▶ **WHAT THE TASK REQUIRES**: Transcribe all the entries word for word, skipping the pictures.

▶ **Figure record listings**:
• • • •
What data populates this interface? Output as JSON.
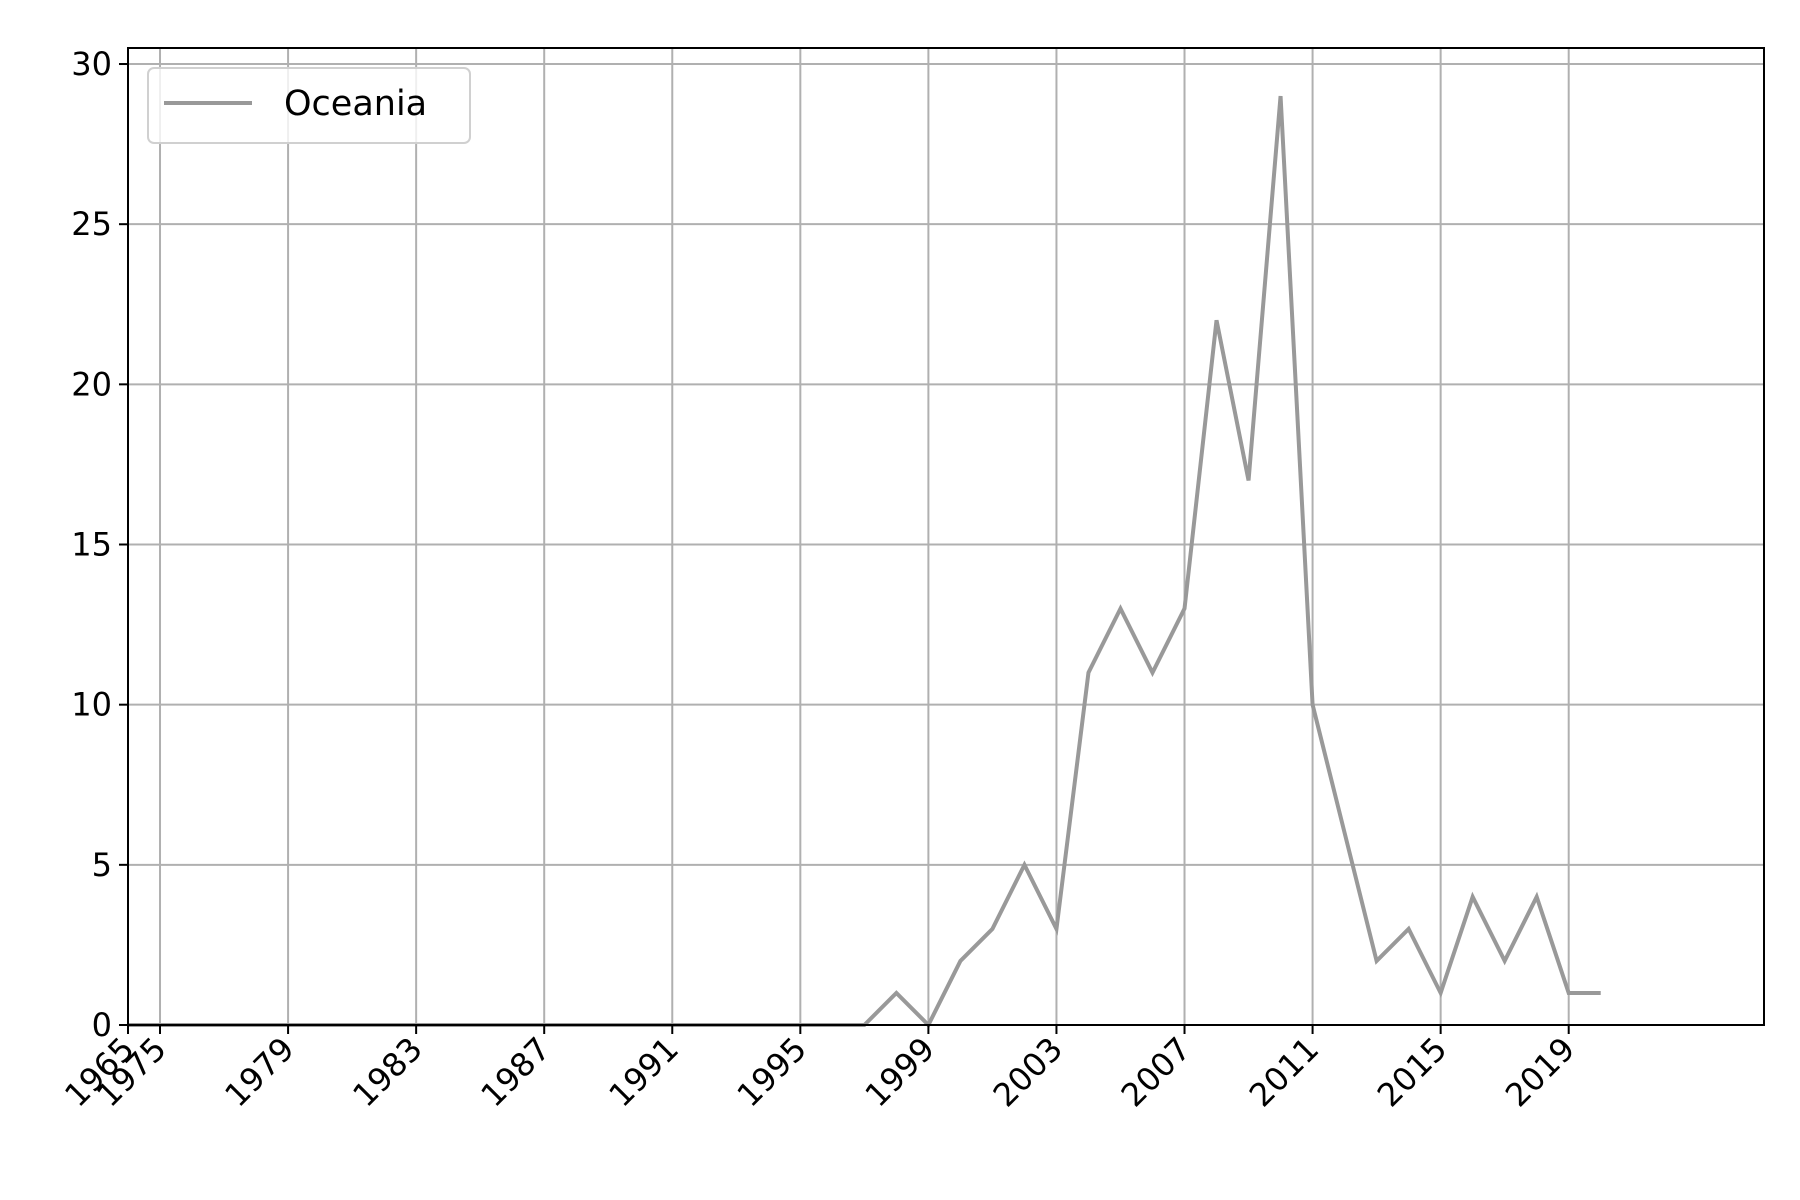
{
  "chart_data": {
    "type": "line",
    "title": "",
    "xlabel": "",
    "ylabel": "",
    "x": [
      "1965",
      "1975",
      "1976",
      "1977",
      "1978",
      "1979",
      "1980",
      "1981",
      "1982",
      "1983",
      "1984",
      "1985",
      "1986",
      "1987",
      "1988",
      "1989",
      "1990",
      "1991",
      "1992",
      "1993",
      "1994",
      "1995",
      "1996",
      "1997",
      "1998",
      "1999",
      "2000",
      "2001",
      "2002",
      "2003",
      "2004",
      "2005",
      "2006",
      "2007",
      "2008",
      "2009",
      "2010",
      "2011",
      "2012",
      "2013",
      "2014",
      "2015",
      "2016",
      "2017",
      "2018",
      "2019",
      "2020"
    ],
    "x_tick_labels": [
      "1965",
      "1975",
      "1979",
      "1983",
      "1987",
      "1991",
      "1995",
      "1999",
      "2003",
      "2007",
      "2011",
      "2015",
      "2019"
    ],
    "y_ticks": [
      0,
      5,
      10,
      15,
      20,
      25,
      30
    ],
    "ylim": [
      0,
      30.5
    ],
    "grid": true,
    "legend_position": "upper-left",
    "series": [
      {
        "name": "Oceania",
        "color": "#999999",
        "values": [
          0,
          0,
          0,
          0,
          0,
          0,
          0,
          0,
          0,
          0,
          0,
          0,
          0,
          0,
          0,
          0,
          0,
          0,
          0,
          0,
          0,
          0,
          0,
          0,
          1,
          0,
          2,
          3,
          5,
          3,
          11,
          13,
          11,
          13,
          22,
          17,
          29,
          10,
          6,
          2,
          3,
          1,
          4,
          2,
          4,
          1,
          1
        ]
      }
    ]
  }
}
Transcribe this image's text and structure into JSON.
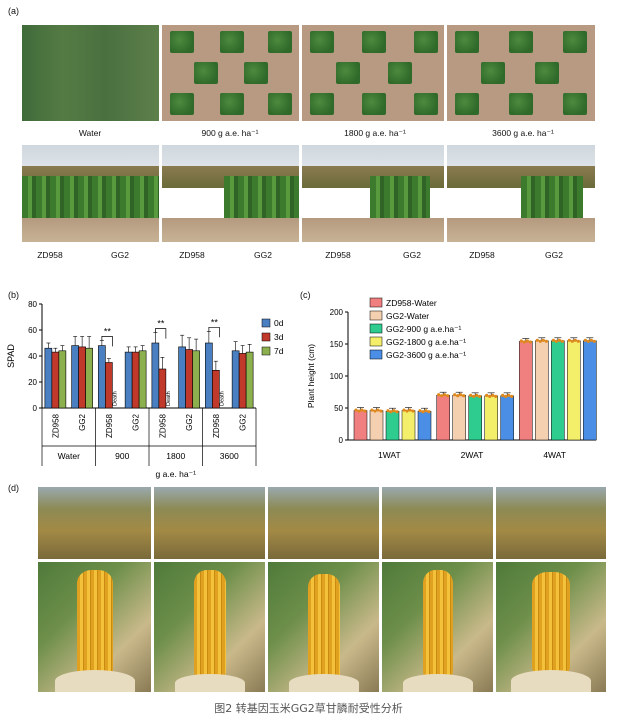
• • • •
▶ **EXERCISE OUTPUT**:
What data populates this interface? Output as JSON.
{
  "chart_data": {
    "type": "line",
    "title": "",
    "xlabel": "",
    "ylabel": "",
    "x": [
      "1965",
      "1975",
      "1976",
      "1977",
      "1978",
      "1979",
      "1980",
      "1981",
      "1982",
      "1983",
      "1984",
      "1985",
      "1986",
      "1987",
      "1988",
      "1989",
      "1990",
      "1991",
      "1992",
      "1993",
      "1994",
      "1995",
      "1996",
      "1997",
      "1998",
      "1999",
      "2000",
      "2001",
      "2002",
      "2003",
      "2004",
      "2005",
      "2006",
      "2007",
      "2008",
      "2009",
      "2010",
      "2011",
      "2012",
      "2013",
      "2014",
      "2015",
      "2016",
      "2017",
      "2018",
      "2019",
      "2020"
    ],
    "x_tick_labels": [
      "1965",
      "1975",
      "1979",
      "1983",
      "1987",
      "1991",
      "1995",
      "1999",
      "2003",
      "2007",
      "2011",
      "2015",
      "2019"
    ],
    "y_ticks": [
      0,
      5,
      10,
      15,
      20,
      25,
      30
    ],
    "ylim": [
      0,
      30.5
    ],
    "grid": true,
    "legend_position": "upper-left",
    "series": [
      {
        "name": "Oceania",
        "color": "#999999",
        "values": [
          0,
          0,
          0,
          0,
          0,
          0,
          0,
          0,
          0,
          0,
          0,
          0,
          0,
          0,
          0,
          0,
          0,
          0,
          0,
          0,
          0,
          0,
          0,
          0,
          1,
          0,
          2,
          3,
          5,
          3,
          11,
          13,
          11,
          13,
          22,
          17,
          29,
          10,
          6,
          2,
          3,
          1,
          4,
          2,
          4,
          1,
          1
        ]
      }
    ]
  }
}
Transcribe this image's text and structure into JSON.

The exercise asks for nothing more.